• **Work to be completed**:
Output every entry exactly, from the first line to the last.

• **Entries shown**:

** begin **

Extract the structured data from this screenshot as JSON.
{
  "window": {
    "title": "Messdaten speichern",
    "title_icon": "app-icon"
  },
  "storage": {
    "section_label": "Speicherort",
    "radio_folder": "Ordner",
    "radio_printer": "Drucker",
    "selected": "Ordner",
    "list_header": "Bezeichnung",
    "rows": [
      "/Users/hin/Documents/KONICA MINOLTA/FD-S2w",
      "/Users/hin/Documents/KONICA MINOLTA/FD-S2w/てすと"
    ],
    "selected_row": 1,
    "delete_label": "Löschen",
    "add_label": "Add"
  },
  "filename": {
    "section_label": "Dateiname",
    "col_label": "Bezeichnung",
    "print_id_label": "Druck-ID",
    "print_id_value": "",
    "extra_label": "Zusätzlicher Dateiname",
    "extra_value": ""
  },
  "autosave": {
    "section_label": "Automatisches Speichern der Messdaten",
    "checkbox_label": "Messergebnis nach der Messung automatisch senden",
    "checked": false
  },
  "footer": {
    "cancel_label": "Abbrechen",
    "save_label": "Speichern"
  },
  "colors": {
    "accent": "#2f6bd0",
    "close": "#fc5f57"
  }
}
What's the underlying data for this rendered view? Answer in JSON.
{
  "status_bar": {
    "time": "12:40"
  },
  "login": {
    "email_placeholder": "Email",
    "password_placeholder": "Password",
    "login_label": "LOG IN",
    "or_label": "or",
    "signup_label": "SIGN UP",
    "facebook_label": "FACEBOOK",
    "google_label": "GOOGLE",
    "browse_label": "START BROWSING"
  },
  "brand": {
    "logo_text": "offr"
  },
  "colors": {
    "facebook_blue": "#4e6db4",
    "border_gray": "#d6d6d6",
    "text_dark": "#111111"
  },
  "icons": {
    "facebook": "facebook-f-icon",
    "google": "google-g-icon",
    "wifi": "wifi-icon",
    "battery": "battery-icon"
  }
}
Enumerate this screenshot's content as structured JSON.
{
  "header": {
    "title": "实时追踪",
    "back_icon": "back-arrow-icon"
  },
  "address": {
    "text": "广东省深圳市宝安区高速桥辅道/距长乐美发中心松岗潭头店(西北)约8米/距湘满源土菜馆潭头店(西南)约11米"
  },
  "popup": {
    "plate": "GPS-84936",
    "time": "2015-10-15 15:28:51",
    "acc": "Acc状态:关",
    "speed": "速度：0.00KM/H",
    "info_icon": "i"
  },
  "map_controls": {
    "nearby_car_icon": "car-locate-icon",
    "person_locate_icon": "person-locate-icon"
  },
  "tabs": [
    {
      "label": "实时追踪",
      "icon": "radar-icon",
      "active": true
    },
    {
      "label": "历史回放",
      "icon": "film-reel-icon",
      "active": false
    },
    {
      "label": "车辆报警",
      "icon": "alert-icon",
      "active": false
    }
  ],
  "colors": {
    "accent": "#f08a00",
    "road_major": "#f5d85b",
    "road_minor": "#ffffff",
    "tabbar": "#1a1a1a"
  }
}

** end **

• **Task solution**:
Extract the structured data from this screenshot as JSON.
{
  "window": {
    "title": "Messdaten speichern",
    "title_icon": "app-icon"
  },
  "storage": {
    "section_label": "Speicherort",
    "radio_folder": "Ordner",
    "radio_printer": "Drucker",
    "selected": "Ordner",
    "list_header": "Bezeichnung",
    "rows": [
      "/Users/hin/Documents/KONICA MINOLTA/FD-S2w",
      "/Users/hin/Documents/KONICA MINOLTA/FD-S2w/てすと"
    ],
    "selected_row": 1,
    "delete_label": "Löschen",
    "add_label": "Add"
  },
  "filename": {
    "section_label": "Dateiname",
    "col_label": "Bezeichnung",
    "print_id_label": "Druck-ID",
    "print_id_value": "",
    "extra_label": "Zusätzlicher Dateiname",
    "extra_value": ""
  },
  "autosave": {
    "section_label": "Automatisches Speichern der Messdaten",
    "checkbox_label": "Messergebnis nach der Messung automatisch senden",
    "checked": false
  },
  "footer": {
    "cancel_label": "Abbrechen",
    "save_label": "Speichern"
  },
  "colors": {
    "accent": "#2f6bd0",
    "close": "#fc5f57"
  }
}
What's the underlying data for this rendered view? Answer in JSON.
{
  "status_bar": {
    "time": "12:40"
  },
  "login": {
    "email_placeholder": "Email",
    "password_placeholder": "Password",
    "login_label": "LOG IN",
    "or_label": "or",
    "signup_label": "SIGN UP",
    "facebook_label": "FACEBOOK",
    "google_label": "GOOGLE",
    "browse_label": "START BROWSING"
  },
  "brand": {
    "logo_text": "offr"
  },
  "colors": {
    "facebook_blue": "#4e6db4",
    "border_gray": "#d6d6d6",
    "text_dark": "#111111"
  },
  "icons": {
    "facebook": "facebook-f-icon",
    "google": "google-g-icon",
    "wifi": "wifi-icon",
    "battery": "battery-icon"
  }
}
Enumerate this screenshot's content as structured JSON.
{
  "header": {
    "title": "实时追踪",
    "back_icon": "back-arrow-icon"
  },
  "address": {
    "text": "广东省深圳市宝安区高速桥辅道/距长乐美发中心松岗潭头店(西北)约8米/距湘满源土菜馆潭头店(西南)约11米"
  },
  "popup": {
    "plate": "GPS-84936",
    "time": "2015-10-15 15:28:51",
    "acc": "Acc状态:关",
    "speed": "速度：0.00KM/H",
    "info_icon": "i"
  },
  "map_controls": {
    "nearby_car_icon": "car-locate-icon",
    "person_locate_icon": "person-locate-icon"
  },
  "tabs": [
    {
      "label": "实时追踪",
      "icon": "radar-icon",
      "active": true
    },
    {
      "label": "历史回放",
      "icon": "film-reel-icon",
      "active": false
    },
    {
      "label": "车辆报警",
      "icon": "alert-icon",
      "active": false
    }
  ],
  "colors": {
    "accent": "#f08a00",
    "road_major": "#f5d85b",
    "road_minor": "#ffffff",
    "tabbar": "#1a1a1a"
  }
}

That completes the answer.